Return every line from the records below in which the word "name" is found.

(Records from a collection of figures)
★ ★ ★ ★ ★

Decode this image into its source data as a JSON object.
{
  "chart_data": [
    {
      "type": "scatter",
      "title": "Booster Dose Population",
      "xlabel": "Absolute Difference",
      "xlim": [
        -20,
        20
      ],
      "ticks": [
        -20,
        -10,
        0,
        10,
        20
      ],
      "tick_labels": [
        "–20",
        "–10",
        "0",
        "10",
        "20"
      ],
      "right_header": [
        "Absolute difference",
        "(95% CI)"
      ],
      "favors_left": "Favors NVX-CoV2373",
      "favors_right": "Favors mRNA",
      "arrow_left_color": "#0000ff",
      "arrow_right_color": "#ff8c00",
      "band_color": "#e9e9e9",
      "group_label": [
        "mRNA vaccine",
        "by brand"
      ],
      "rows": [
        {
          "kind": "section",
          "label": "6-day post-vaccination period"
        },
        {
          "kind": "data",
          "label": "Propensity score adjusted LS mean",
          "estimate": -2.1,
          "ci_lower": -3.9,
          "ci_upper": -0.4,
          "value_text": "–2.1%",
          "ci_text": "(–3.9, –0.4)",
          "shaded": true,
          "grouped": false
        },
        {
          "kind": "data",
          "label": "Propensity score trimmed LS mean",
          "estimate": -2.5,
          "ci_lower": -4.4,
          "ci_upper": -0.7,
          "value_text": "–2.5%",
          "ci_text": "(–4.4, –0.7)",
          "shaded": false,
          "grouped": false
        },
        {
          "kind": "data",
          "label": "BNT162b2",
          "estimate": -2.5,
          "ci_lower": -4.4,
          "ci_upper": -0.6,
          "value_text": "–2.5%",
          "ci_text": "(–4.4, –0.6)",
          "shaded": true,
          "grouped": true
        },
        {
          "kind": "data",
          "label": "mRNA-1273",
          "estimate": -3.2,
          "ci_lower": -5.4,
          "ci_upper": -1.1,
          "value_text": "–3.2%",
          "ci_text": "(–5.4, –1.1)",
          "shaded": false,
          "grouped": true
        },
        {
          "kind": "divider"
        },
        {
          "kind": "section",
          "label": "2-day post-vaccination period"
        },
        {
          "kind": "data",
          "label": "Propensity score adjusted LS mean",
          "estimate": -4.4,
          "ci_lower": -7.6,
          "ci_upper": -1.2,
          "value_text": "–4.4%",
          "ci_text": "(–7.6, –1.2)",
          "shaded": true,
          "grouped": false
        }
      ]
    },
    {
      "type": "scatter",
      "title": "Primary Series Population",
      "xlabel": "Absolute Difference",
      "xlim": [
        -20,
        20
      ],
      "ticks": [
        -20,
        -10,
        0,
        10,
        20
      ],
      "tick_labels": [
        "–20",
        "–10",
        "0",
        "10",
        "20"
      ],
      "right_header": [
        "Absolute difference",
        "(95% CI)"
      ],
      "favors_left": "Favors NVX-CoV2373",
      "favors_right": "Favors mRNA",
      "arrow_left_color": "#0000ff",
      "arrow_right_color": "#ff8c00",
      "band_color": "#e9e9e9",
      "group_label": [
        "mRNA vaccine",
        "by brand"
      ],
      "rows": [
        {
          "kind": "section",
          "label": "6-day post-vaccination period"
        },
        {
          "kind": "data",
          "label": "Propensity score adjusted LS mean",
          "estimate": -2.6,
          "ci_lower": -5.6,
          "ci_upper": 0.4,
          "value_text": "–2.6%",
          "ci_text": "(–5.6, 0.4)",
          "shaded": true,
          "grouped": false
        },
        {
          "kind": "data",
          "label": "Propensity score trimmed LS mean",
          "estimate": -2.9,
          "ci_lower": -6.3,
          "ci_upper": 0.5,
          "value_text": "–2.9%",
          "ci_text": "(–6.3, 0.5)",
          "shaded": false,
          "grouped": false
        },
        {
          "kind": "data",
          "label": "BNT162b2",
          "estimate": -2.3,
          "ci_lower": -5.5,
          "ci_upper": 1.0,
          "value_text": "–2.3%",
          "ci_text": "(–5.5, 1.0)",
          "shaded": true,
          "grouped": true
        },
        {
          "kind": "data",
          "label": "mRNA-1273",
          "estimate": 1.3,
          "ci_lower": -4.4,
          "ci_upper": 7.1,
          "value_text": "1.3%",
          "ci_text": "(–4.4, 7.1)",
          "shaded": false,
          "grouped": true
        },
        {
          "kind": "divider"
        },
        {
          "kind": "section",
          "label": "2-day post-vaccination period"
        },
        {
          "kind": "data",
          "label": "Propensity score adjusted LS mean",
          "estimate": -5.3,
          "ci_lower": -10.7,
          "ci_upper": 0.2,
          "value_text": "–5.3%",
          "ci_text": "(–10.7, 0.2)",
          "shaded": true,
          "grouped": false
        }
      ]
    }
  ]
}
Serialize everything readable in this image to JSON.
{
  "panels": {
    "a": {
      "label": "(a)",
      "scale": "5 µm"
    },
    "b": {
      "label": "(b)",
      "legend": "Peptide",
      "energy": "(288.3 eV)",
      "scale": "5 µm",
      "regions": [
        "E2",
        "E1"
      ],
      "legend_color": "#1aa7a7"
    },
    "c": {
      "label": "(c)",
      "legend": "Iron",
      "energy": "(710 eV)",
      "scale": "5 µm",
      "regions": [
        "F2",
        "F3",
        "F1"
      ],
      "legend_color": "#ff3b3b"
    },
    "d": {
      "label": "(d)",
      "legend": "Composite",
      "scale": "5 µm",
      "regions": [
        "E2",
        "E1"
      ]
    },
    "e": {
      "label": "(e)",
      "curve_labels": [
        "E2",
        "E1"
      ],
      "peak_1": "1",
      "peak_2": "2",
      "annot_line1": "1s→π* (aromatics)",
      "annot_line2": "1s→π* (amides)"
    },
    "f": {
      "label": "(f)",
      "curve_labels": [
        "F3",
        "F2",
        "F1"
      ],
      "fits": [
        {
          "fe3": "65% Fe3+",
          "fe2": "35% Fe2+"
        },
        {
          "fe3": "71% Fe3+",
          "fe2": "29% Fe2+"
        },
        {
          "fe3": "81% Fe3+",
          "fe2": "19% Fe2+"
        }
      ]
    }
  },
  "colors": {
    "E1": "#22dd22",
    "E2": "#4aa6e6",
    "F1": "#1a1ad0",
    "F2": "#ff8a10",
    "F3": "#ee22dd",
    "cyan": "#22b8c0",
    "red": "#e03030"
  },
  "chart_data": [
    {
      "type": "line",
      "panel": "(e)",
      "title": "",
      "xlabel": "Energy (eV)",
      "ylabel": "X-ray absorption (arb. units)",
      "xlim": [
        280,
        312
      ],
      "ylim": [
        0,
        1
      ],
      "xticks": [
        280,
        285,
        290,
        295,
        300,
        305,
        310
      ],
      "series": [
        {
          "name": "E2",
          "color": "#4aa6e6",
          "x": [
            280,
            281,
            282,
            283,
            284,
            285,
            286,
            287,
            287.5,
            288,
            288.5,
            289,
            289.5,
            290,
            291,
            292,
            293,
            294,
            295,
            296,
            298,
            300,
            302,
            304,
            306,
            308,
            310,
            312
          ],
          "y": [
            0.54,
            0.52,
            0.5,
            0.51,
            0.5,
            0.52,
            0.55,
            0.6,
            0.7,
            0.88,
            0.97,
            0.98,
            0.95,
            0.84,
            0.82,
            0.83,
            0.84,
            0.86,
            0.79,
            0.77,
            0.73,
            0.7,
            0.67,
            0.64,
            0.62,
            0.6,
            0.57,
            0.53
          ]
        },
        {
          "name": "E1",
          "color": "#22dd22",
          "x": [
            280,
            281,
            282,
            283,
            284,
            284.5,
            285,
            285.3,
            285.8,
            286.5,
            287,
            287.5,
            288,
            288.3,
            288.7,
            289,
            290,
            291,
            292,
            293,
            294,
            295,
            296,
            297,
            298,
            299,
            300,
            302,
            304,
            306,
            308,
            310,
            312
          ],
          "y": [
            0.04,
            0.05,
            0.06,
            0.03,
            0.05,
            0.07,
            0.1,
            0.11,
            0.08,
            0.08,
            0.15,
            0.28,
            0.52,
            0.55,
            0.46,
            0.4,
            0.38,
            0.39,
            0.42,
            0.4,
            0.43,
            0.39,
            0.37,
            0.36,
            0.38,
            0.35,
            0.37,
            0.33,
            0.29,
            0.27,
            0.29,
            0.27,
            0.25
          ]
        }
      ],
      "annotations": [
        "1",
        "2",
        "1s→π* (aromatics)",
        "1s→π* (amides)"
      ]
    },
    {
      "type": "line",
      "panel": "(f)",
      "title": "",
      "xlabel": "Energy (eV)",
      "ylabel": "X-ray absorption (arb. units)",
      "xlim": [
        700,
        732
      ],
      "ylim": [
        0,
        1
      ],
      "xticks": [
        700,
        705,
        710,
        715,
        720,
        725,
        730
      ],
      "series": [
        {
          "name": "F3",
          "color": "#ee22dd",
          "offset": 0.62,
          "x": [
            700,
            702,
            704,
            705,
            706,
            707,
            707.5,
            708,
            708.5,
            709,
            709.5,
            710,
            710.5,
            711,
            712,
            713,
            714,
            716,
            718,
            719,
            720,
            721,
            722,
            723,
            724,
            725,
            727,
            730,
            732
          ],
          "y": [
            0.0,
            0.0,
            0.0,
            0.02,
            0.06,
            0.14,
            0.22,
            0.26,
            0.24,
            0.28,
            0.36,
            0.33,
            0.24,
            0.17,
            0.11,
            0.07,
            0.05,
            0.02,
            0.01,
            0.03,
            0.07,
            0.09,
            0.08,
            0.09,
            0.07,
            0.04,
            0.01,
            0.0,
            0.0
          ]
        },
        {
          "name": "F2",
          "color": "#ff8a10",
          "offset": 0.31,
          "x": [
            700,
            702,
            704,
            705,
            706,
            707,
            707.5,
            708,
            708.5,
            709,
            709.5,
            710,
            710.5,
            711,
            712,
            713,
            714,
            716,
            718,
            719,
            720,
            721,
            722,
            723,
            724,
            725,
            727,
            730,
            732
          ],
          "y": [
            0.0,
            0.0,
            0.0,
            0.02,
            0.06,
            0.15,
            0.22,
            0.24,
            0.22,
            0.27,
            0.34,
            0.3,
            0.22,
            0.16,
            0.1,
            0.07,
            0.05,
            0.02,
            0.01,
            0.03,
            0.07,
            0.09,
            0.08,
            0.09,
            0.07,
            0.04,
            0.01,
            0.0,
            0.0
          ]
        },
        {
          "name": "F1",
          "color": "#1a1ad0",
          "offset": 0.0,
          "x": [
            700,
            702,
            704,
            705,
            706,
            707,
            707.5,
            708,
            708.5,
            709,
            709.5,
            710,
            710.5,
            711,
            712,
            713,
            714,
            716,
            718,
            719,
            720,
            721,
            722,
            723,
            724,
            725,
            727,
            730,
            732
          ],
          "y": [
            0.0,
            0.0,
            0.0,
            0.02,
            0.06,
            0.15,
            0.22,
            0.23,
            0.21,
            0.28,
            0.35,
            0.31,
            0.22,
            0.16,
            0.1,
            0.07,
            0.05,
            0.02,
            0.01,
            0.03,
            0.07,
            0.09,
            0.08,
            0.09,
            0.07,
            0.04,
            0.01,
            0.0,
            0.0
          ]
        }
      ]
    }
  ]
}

★ ★ ★ ★ ★

◆ TASK RESULT:
          "name": "E2",
          "name": "E1",
          "name": "F3",
          "name": "F2",
          "name": "F1",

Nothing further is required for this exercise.